[Begin Data lines]

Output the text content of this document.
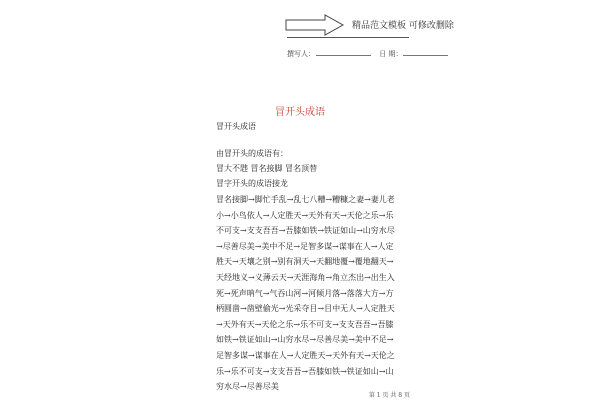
精品范文模板 可修改删除
撰写人：	日 期：
冒开头成语
冒开头成语
由冒开头的成语有：
冒大不韪 冒名接脚 冒名顶替
冒字开头的成语接龙
冒名接脚→脚忙手乱→乱七八糟→糟糠之妻→妻儿老小→小鸟依人→人定胜天→天外有天→天伦之乐→乐不可支→支支吾吾→吾膝如铁→铁证如山→山穷水尽→尽善尽美→美中不足→足智多谋→谋事在人→人定胜天→天壤之别→别有洞天→天翻地覆→覆地翻天→天经地义→义薄云天→天涯海角→角立杰出→出生入死→死声呐气→气吞山河→河倾月落→落落大方→方柄圆凿→凿壁偷光→光采夺目→目中无人→人定胜天→天外有天→天伦之乐→乐不可支→支支吾吾→吾膝如铁→铁证如山→山穷水尽→尽善尽美→美中不足→足智多谋→谋事在人→人定胜天→天外有天→天伦之乐→乐不可支→支支吾吾→吾膝如铁→铁证如山→山穷水尽→尽善尽美
第 1 页 共 8 页
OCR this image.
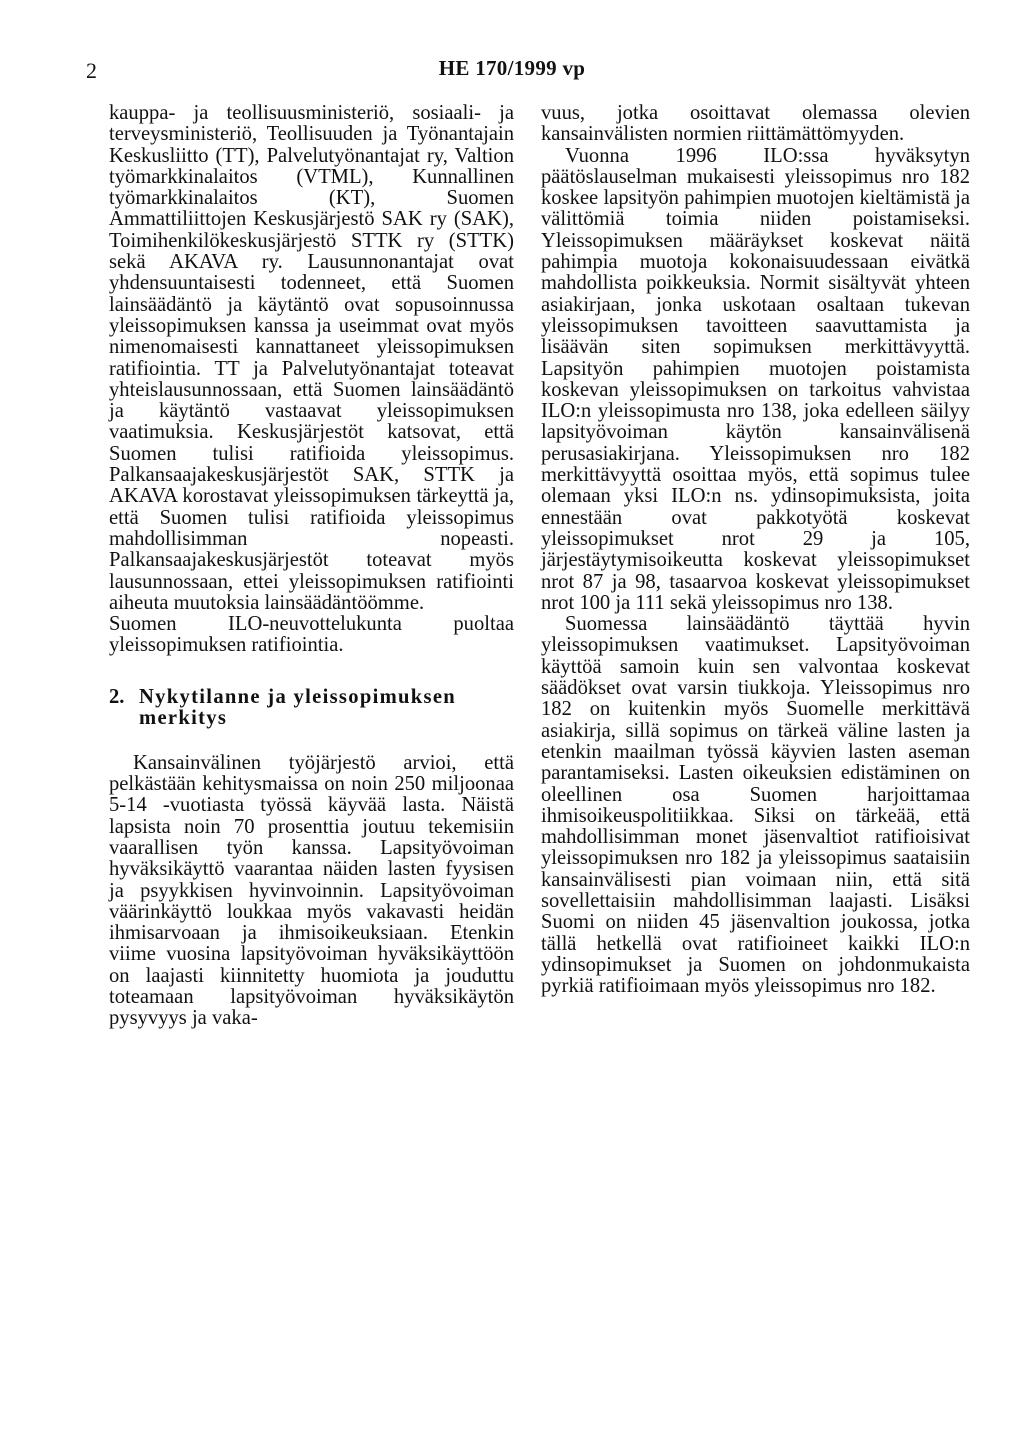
2	HE 170/1999 vp

kauppa- ja teollisuusministeriö, sosiaali- ja terveysministeriö, Teollisuuden ja Työnantajain Keskusliitto (TT), Palvelutyönantajat ry, Valtion työmarkkinalaitos (VTML), Kunnallinen työmarkkinalaitos (KT), Suomen Ammattiliittojen Keskusjärjestö SAK ry (SAK), Toimihenkilökeskusjärjestö STTK ry (STTK) sekä AKAVA ry. Lausunnonantajat ovat yhdensuuntaisesti todenneet, että Suomen lainsäädäntö ja käytäntö ovat sopusoinnussa yleissopimuksen kanssa ja useimmat ovat myös nimenomaisesti kannattaneet yleissopimuksen ratifiointia. TT ja Palvelutyönantajat toteavat yhteislausunnossaan, että Suomen lainsäädäntö ja käytäntö vastaavat yleissopimuksen vaatimuksia. Keskusjärjestöt katsovat, että Suomen tulisi ratifioida yleissopimus. Palkansaajakeskusjärjestöt SAK, STTK ja AKAVA korostavat yleissopimuksen tärkeyttä ja, että Suomen tulisi ratifioida yleissopimus mahdollisimman nopeasti. Palkansaajakeskusjärjestöt toteavat myös lausunnossaan, ettei yleissopimuksen ratifiointi aiheuta muutoksia lainsäädäntöömme.

Suomen ILO-neuvottelukunta puoltaa yleissopimuksen ratifiointia.

2. Nykytilanne ja yleissopimuksen merkitys

Kansainvälinen työjärjestö arvioi, että pelkästään kehitysmaissa on noin 250 miljoonaa 5-14 -vuotiasta työssä käyvää lasta. Näistä lapsista noin 70 prosenttia joutuu tekemisiin vaarallisen työn kanssa. Lapsityövoiman hyväksikäyttö vaarantaa näiden lasten fyysisen ja psyykkisen hyvinvoinnin. Lapsityövoiman väärinkäyttö loukkaa myös vakavasti heidän ihmisarvoaan ja ihmisoikeuksiaan. Etenkin viime vuosina lapsityövoiman hyväksikäyttöön on laajasti kiinnitetty huomiota ja jouduttu toteamaan lapsityövoiman hyväksikäytön pysyvyys ja vaka-

vuus, jotka osoittavat olemassa olevien kansainvälisten normien riittämättömyyden.

Vuonna 1996 ILO:ssa hyväksytyn päätöslauselman mukaisesti yleissopimus nro 182 koskee lapsityön pahimpien muotojen kieltämistä ja välittömiä toimia niiden poistamiseksi. Yleissopimuksen määräykset koskevat näitä pahimpia muotoja kokonaisuudessaan eivätkä mahdollista poikkeuksia. Normit sisältyvät yhteen asiakirjaan, jonka uskotaan osaltaan tukevan yleissopimuksen tavoitteen saavuttamista ja lisäävän siten sopimuksen merkittävyyttä. Lapsityön pahimpien muotojen poistamista koskevan yleissopimuksen on tarkoitus vahvistaa ILO:n yleissopimusta nro 138, joka edelleen säilyy lapsityövoiman käytön kansainvälisenä perusasiakirjana. Yleissopimuksen nro 182 merkittävyyttä osoittaa myös, että sopimus tulee olemaan yksi ILO:n ns. ydinsopimuksista, joita ennestään ovat pakkotyötä koskevat yleissopimukset nrot 29 ja 105, järjestäytymisoikeutta koskevat yleissopimukset nrot 87 ja 98, tasaarvoa koskevat yleissopimukset nrot 100 ja 111 sekä yleissopimus nro 138.

Suomessa lainsäädäntö täyttää hyvin yleissopimuksen vaatimukset. Lapsityövoiman käyttöä samoin kuin sen valvontaa koskevat säädökset ovat varsin tiukkoja. Yleissopimus nro 182 on kuitenkin myös Suomelle merkittävä asiakirja, sillä sopimus on tärkeä väline lasten ja etenkin maailman työssä käyvien lasten aseman parantamiseksi. Lasten oikeuksien edistäminen on oleellinen osa Suomen harjoittamaa ihmisoikeuspolitiikkaa. Siksi on tärkeää, että mahdollisimman monet jäsenvaltiot ratifioisivat yleissopimuksen nro 182 ja yleissopimus saataisiin kansainvälisesti pian voimaan niin, että sitä sovellettaisiin mahdollisimman laajasti. Lisäksi Suomi on niiden 45 jäsenvaltion joukossa, jotka tällä hetkellä ovat ratifioineet kaikki ILO:n ydinsopimukset ja Suomen on johdonmukaista pyrkiä ratifioimaan myös yleissopimus nro 182.
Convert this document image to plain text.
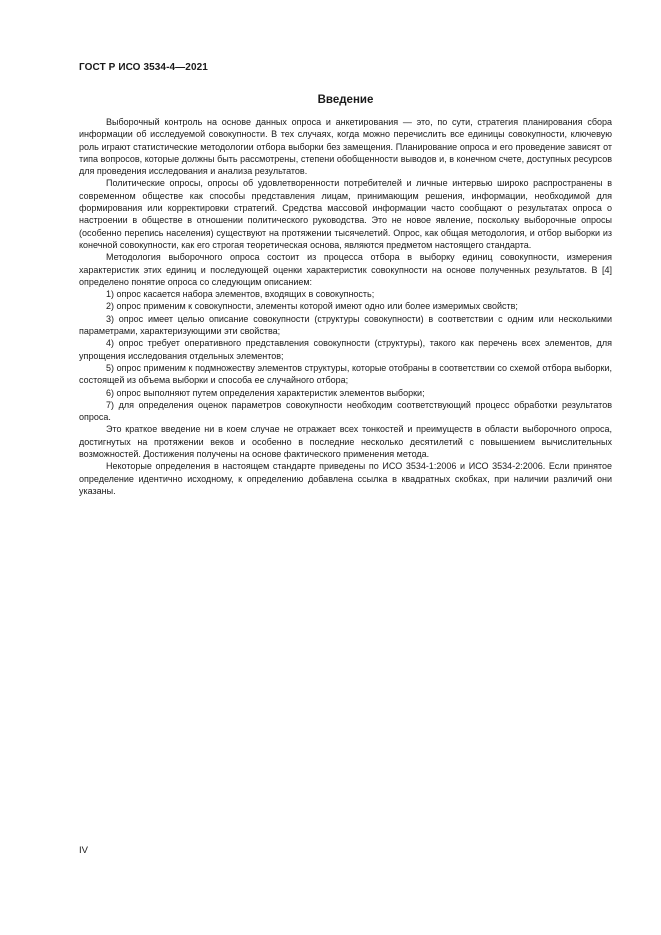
ГОСТ Р ИСО 3534-4—2021
Введение

Выборочный контроль на основе данных опроса и анкетирования — это, по сути, стратегия планирования сбора информации об исследуемой совокупности. В тех случаях, когда можно перечислить все единицы совокупности, ключевую роль играют статистические методологии отбора выборки без замещения. Планирование опроса и его проведение зависят от типа вопросов, которые должны быть рассмотрены, степени обобщенности выводов и, в конечном счете, доступных ресурсов для проведения исследования и анализа результатов.

Политические опросы, опросы об удовлетворенности потребителей и личные интервью широко распространены в современном обществе как способы представления лицам, принимающим решения, информации, необходимой для формирования или корректировки стратегий. Средства массовой информации часто сообщают о результатах опроса о настроении в обществе в отношении политического руководства. Это не новое явление, поскольку выборочные опросы (особенно перепись населения) существуют на протяжении тысячелетий. Опрос, как общая методология, и отбор выборки из конечной совокупности, как его строгая теоретическая основа, являются предметом настоящего стандарта.

Методология выборочного опроса состоит из процесса отбора в выборку единиц совокупности, измерения характеристик этих единиц и последующей оценки характеристик совокупности на основе полученных результатов. В [4] определено понятие опроса со следующим описанием:

1) опрос касается набора элементов, входящих в совокупность;
2) опрос применим к совокупности, элементы которой имеют одно или более измеримых свойств;
3) опрос имеет целью описание совокупности (структуры совокупности) в соответствии с одним или несколькими параметрами, характеризующими эти свойства;
4) опрос требует оперативного представления совокупности (структуры), такого как перечень всех элементов, для упрощения исследования отдельных элементов;
5) опрос применим к подмножеству элементов структуры, которые отобраны в соответствии со схемой отбора выборки, состоящей из объема выборки и способа ее случайного отбора;
6) опрос выполняют путем определения характеристик элементов выборки;
7) для определения оценок параметров совокупности необходим соответствующий процесс обработки результатов опроса.

Это краткое введение ни в коем случае не отражает всех тонкостей и преимуществ в области выборочного опроса, достигнутых на протяжении веков и особенно в последние несколько десятилетий с повышением вычислительных возможностей. Достижения получены на основе фактического применения метода.

Некоторые определения в настоящем стандарте приведены по ИСО 3534-1:2006 и ИСО 3534-2:2006. Если принятое определение идентично исходному, к определению добавлена ссылка в квадратных скобках, при наличии различий они указаны.

IV
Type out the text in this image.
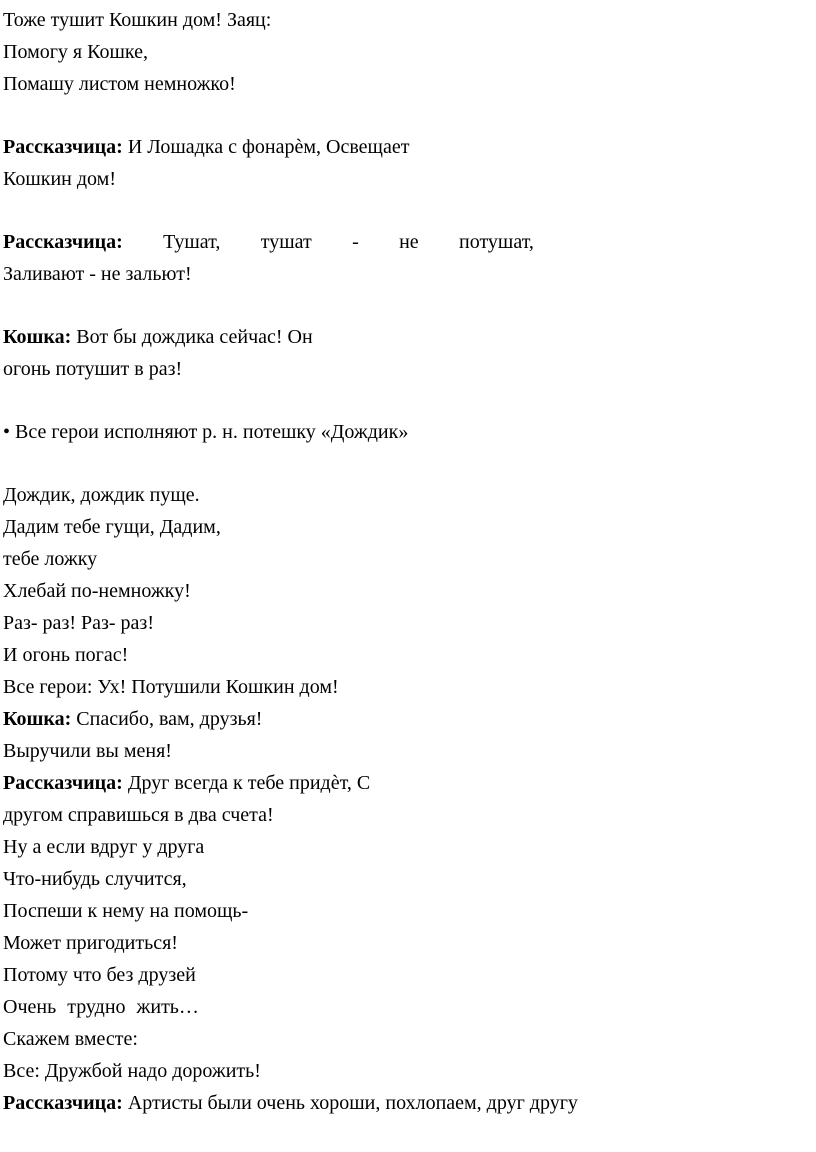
Тоже тушит Кошкин дом! Заяц:
Помогу я Кошке,
Помашу листом немножко!
Рассказчица: И Лошадка с фонарѐм, Освещает
Кошкин дом!
Рассказчица: Тушат, тушат - не потушат,
Заливают - не зальют!
Кошка: Вот бы дождика сейчас! Он
огонь потушит в раз!
• Все герои исполняют р. н. потешку «Дождик»
Дождик, дождик пуще.
Дадим тебе гущи, Дадим,
тебе ложку
Хлебай по-немножку!
Раз- раз! Раз- раз!
И огонь погас!
Все герои: Ух! Потушили Кошкин дом!
Кошка: Спасибо, вам, друзья!
Выручили вы меня!
Рассказчица: Друг всегда к тебе придѐт, С
другом справишься в два счета!
Ну а если вдруг у друга
Что-нибудь случится,
Поспеши к нему на помощь-
Может пригодиться!
Потому что без друзей
Очень трудно жить…
Скажем вместе:
Все: Дружбой надо дорожить!
Рассказчица: Артисты были очень хороши, похлопаем, друг другу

[End Data lines]

Reproduce the lines from the line with "Type out the text in this image." through the last line of the entries exactly, including both ends and excluding pictures.

◆ **Expected output**
Type out the text in this image.
Тоже тушит Кошкин дом! Заяц:
Помогу я Кошке,
Помашу листом немножко!
Рассказчица: И Лошадка с фонарѐм, Освещает
Кошкин дом!
Рассказчица: Тушат, тушат - не потушат,
Заливают - не зальют!
Кошка: Вот бы дождика сейчас! Он
огонь потушит в раз!
• Все герои исполняют р. н. потешку «Дождик»
Дождик, дождик пуще.
Дадим тебе гущи, Дадим,
тебе ложку
Хлебай по-немножку!
Раз- раз! Раз- раз!
И огонь погас!
Все герои: Ух! Потушили Кошкин дом!
Кошка: Спасибо, вам, друзья!
Выручили вы меня!
Рассказчица: Друг всегда к тебе придѐт, С
другом справишься в два счета!
Ну а если вдруг у друга
Что-нибудь случится,
Поспеши к нему на помощь-
Может пригодиться!
Потому что без друзей
Очень трудно жить…
Скажем вместе:
Все: Дружбой надо дорожить!
Рассказчица: Артисты были очень хороши, похлопаем, друг другу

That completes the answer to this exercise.